* **Data**
- - -

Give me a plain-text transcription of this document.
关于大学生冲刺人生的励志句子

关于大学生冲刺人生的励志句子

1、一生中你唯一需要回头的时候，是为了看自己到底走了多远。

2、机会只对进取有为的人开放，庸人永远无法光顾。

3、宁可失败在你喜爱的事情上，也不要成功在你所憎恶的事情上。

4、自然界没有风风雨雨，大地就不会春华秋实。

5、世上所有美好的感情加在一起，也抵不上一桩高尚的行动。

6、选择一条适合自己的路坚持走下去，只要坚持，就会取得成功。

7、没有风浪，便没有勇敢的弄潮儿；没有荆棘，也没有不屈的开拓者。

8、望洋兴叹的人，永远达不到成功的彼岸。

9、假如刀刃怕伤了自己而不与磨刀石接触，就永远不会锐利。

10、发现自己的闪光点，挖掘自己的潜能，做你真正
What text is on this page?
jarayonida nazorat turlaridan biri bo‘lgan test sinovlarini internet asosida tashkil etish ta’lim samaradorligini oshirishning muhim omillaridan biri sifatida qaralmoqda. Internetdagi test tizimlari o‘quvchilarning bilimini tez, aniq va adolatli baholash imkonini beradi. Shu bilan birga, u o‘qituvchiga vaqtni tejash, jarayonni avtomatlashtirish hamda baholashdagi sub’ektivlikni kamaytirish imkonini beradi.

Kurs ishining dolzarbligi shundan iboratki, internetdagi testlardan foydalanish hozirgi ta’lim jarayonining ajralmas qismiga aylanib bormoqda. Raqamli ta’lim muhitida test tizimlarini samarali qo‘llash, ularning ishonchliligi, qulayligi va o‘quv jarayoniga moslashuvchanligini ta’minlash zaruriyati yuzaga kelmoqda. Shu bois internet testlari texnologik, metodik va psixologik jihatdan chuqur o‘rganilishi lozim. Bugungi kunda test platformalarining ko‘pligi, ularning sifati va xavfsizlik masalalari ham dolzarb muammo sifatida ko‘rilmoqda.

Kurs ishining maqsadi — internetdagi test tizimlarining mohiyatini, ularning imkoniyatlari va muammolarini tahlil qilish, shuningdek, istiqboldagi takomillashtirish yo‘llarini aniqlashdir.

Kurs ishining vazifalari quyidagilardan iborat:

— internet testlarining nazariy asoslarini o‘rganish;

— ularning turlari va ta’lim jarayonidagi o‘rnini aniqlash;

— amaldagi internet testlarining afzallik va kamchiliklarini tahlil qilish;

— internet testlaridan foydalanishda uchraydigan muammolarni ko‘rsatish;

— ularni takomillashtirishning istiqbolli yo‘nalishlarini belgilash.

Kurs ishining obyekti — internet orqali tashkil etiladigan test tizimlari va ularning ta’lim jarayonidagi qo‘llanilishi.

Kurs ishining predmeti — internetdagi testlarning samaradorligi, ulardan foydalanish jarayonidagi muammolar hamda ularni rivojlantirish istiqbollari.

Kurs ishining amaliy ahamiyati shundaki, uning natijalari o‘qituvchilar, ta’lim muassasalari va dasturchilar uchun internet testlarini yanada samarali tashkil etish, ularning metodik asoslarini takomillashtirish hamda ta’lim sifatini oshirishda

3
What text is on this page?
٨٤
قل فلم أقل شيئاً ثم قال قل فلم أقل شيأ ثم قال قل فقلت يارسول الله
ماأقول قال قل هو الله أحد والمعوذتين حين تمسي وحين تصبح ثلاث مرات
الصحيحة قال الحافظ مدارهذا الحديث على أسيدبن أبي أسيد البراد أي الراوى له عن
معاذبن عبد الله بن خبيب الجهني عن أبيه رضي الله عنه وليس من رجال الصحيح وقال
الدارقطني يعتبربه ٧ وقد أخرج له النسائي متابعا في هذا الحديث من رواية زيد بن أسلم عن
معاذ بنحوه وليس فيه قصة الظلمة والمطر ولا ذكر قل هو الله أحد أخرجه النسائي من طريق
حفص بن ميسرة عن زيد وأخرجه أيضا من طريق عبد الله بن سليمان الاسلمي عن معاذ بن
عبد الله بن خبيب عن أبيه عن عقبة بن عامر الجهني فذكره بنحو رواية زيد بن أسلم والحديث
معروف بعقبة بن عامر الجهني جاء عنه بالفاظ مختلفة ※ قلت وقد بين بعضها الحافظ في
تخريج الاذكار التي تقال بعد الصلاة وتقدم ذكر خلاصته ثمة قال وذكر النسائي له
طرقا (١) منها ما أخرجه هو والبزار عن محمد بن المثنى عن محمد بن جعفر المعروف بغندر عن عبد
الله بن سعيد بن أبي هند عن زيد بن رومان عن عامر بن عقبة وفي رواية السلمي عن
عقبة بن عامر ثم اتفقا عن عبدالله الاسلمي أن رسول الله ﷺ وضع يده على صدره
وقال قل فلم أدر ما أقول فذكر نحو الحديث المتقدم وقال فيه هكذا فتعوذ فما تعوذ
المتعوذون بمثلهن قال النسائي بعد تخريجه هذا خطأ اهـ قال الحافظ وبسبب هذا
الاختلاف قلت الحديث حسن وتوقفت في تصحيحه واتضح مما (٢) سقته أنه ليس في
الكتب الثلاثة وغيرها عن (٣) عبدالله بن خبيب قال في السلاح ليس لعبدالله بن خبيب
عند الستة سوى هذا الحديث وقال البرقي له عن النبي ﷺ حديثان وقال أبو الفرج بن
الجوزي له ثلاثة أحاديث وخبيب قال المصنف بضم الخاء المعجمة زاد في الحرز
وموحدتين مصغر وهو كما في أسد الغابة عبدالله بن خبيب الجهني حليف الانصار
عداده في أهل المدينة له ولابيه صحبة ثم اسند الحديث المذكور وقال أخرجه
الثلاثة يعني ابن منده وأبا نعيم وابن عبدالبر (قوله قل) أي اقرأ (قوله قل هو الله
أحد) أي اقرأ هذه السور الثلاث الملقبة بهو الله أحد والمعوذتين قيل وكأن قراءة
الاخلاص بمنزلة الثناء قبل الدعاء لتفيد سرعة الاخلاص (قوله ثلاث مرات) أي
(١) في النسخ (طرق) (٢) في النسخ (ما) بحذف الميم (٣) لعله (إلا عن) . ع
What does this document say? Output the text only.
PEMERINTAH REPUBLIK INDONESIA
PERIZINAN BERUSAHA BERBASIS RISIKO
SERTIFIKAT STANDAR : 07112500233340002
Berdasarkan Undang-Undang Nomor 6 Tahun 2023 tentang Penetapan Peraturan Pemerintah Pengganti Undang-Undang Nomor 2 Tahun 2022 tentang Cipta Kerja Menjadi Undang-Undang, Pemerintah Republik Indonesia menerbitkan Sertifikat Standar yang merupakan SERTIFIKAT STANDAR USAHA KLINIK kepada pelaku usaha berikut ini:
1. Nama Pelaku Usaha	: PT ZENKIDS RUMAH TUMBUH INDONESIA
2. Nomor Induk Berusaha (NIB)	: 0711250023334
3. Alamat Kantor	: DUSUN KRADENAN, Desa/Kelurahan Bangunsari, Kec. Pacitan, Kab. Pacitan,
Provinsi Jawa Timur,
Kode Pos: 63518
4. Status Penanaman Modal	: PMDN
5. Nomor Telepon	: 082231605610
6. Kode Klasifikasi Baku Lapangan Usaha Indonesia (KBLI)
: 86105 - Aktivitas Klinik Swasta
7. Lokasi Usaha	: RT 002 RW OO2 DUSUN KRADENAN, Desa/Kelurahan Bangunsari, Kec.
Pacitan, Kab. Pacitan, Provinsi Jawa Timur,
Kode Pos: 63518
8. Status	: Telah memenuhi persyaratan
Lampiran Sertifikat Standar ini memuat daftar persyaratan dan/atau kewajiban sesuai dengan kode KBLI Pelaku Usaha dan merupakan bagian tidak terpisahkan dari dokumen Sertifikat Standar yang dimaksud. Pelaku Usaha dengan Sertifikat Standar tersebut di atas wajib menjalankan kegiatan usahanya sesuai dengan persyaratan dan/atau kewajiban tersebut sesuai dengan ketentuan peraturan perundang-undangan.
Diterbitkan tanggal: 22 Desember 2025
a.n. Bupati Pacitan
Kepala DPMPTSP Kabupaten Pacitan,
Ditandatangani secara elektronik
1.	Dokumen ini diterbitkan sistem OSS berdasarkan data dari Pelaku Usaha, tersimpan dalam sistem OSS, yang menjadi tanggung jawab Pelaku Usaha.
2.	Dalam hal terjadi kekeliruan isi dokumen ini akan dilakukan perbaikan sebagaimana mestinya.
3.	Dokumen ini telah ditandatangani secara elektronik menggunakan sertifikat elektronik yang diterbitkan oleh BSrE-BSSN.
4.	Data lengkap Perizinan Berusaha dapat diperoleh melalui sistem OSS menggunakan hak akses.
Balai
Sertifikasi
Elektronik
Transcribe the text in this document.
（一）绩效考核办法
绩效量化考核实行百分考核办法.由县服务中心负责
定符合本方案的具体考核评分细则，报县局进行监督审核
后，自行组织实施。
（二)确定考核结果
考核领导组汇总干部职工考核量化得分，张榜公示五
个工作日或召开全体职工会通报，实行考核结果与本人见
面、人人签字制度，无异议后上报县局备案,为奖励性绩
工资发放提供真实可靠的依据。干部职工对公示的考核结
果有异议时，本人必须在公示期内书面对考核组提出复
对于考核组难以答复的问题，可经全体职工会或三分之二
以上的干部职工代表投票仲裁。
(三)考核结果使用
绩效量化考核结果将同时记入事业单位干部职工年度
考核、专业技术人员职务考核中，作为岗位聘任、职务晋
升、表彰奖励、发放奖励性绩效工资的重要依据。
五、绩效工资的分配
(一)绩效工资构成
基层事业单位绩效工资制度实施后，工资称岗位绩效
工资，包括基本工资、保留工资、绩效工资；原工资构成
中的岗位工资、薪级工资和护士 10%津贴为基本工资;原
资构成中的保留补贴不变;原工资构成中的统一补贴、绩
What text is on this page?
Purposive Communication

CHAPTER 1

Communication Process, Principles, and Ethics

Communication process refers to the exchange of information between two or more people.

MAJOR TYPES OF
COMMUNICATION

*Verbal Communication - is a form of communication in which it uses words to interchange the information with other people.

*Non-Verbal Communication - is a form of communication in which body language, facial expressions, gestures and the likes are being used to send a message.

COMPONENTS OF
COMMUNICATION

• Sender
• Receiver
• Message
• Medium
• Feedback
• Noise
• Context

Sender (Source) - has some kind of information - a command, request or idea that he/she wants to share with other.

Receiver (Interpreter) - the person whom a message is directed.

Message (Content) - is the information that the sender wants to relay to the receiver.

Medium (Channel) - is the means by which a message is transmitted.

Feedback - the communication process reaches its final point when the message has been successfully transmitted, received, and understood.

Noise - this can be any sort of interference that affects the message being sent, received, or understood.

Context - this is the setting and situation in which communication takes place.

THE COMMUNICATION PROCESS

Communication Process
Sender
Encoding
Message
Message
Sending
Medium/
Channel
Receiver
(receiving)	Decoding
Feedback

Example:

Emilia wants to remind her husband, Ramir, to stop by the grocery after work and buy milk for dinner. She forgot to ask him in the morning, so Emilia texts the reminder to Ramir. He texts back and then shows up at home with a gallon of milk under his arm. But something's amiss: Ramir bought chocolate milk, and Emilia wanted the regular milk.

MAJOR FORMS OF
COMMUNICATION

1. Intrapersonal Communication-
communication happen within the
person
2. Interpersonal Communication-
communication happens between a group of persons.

- - -

* **Your task**
Copy every line in the listing above where the string "Nomor" turns up.

* **Written answer**
Berdasarkan Undang-Undang Nomor 6 Tahun 2023 tentang Penetapan Peraturan Pemerintah Pengganti Undang-Undang Nomor 2 Tahun 2022 tentang Cipta Kerja Menjadi Undang-Undang, Pemerintah Republik Indonesia menerbitkan Sertifikat Standar yang merupakan SERTIFIKAT STANDAR USAHA KLINIK kepada pelaku usaha berikut ini:
2. Nomor Induk Berusaha (NIB)	: 0711250023334
5. Nomor Telepon	: 082231605610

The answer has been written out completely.